> TO DO
Scan the material below for the string "وألزم", and copy every line where it shows up.

> GIVEN ENTRIES
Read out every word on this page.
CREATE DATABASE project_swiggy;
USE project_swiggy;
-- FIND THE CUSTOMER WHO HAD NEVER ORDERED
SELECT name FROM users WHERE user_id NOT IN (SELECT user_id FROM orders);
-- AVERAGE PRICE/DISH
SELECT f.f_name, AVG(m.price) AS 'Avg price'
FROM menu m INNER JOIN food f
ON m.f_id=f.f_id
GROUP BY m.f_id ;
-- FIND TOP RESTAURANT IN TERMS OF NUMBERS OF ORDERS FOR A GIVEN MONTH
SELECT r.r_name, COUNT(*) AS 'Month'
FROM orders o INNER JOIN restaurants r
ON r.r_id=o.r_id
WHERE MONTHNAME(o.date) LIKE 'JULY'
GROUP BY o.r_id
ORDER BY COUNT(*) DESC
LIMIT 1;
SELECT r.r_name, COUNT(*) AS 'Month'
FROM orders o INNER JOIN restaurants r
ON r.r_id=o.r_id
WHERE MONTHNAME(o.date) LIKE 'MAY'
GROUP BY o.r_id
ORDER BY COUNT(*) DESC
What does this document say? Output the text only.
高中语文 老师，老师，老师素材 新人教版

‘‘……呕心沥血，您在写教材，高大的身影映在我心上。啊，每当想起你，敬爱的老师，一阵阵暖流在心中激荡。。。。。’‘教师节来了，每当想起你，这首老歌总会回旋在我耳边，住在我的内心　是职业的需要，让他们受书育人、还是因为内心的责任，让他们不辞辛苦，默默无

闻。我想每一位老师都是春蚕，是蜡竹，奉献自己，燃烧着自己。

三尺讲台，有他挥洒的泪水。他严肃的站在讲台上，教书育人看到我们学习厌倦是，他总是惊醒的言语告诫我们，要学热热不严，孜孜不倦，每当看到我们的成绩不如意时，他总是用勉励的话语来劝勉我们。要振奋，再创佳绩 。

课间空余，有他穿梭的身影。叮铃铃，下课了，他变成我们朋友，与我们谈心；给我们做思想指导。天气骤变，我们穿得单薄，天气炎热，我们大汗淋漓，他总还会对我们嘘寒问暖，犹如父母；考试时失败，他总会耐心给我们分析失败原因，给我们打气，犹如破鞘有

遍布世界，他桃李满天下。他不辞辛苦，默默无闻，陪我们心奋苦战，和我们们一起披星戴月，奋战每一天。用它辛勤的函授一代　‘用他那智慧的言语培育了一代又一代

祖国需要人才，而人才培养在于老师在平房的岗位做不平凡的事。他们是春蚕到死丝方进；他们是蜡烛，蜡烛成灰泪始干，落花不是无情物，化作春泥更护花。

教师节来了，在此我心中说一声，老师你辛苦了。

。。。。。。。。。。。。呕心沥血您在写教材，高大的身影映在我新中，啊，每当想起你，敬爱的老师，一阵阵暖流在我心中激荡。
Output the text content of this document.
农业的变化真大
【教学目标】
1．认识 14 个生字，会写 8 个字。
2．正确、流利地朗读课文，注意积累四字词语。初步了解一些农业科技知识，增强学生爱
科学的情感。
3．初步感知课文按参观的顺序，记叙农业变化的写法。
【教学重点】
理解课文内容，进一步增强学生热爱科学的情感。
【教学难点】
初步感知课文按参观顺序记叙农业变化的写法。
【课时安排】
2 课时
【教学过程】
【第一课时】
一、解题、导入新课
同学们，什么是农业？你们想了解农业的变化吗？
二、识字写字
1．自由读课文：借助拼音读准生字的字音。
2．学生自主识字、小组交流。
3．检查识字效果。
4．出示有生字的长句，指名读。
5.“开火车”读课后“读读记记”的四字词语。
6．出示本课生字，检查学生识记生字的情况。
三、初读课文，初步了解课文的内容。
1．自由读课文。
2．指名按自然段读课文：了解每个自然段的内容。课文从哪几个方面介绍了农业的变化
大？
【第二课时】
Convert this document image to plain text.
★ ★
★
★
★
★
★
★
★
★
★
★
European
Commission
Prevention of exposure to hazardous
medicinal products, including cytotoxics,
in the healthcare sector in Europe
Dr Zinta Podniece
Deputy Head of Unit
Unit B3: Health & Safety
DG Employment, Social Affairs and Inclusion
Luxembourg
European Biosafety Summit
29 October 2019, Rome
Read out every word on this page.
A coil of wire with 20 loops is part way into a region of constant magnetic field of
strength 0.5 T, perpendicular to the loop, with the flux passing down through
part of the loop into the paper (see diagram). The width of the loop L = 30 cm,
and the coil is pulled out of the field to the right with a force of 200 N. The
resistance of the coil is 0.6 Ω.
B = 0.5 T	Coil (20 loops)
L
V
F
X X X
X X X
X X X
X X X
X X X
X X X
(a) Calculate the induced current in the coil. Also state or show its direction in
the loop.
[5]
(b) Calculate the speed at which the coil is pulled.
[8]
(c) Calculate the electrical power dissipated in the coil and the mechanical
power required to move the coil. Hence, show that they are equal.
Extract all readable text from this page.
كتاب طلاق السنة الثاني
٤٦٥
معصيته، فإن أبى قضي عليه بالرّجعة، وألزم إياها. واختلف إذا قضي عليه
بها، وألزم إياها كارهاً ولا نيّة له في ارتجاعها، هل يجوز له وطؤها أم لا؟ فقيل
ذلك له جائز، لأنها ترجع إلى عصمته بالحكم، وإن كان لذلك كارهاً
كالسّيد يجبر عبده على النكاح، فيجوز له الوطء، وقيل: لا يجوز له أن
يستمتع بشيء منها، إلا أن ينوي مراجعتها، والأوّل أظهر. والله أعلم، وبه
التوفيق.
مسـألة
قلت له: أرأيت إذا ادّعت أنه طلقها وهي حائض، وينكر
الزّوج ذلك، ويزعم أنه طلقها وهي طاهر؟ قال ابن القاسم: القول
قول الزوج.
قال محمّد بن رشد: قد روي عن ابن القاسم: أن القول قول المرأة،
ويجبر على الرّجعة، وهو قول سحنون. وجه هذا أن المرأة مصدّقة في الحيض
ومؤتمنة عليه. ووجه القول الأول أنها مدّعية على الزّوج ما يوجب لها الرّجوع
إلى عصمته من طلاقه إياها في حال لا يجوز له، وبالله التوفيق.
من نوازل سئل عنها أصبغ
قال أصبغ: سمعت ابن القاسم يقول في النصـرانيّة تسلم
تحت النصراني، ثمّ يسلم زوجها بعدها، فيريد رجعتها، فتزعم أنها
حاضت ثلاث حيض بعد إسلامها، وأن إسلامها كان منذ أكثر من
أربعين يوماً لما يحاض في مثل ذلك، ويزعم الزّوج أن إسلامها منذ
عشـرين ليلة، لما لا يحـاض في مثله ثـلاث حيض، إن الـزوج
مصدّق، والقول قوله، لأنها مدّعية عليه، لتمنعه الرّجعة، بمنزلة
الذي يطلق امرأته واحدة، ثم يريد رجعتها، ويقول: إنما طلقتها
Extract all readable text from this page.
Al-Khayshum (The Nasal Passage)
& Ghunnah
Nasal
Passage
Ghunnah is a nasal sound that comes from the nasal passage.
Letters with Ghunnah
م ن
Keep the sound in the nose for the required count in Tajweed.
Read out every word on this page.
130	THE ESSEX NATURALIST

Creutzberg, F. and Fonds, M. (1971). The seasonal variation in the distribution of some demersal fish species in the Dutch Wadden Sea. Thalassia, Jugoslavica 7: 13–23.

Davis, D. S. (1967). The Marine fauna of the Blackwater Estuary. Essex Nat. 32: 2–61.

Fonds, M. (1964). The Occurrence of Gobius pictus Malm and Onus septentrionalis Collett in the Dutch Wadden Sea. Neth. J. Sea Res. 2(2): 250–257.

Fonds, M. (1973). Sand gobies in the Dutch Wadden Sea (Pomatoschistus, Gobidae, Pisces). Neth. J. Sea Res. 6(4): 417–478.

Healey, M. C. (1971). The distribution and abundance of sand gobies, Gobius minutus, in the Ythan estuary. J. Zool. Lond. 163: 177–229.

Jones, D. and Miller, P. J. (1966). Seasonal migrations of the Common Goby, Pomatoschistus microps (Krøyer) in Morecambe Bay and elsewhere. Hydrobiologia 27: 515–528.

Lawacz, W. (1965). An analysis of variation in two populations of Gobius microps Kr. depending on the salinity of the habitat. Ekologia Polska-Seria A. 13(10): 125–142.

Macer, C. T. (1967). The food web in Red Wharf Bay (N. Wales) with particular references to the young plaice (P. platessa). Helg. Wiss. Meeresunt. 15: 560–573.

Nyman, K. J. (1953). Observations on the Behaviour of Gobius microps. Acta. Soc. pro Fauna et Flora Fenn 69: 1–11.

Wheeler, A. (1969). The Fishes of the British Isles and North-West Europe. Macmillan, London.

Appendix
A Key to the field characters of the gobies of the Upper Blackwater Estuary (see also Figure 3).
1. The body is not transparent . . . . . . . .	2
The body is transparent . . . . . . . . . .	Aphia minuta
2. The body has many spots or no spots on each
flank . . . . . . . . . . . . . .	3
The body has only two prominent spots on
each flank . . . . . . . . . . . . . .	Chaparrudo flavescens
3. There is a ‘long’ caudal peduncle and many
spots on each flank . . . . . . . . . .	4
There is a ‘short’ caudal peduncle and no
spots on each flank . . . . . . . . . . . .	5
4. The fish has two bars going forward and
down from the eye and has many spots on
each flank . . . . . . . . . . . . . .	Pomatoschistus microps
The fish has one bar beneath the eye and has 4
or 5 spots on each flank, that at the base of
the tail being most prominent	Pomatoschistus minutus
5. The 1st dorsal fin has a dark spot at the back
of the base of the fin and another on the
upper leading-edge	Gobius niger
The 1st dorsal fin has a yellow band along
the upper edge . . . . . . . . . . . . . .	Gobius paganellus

> SOLUTION
معصيته، فإن أبى قضي عليه بالرّجعة، وألزم إياها. واختلف إذا قضي عليه
بها، وألزم إياها كارهاً ولا نيّة له في ارتجاعها، هل يجوز له وطؤها أم لا؟ فقيل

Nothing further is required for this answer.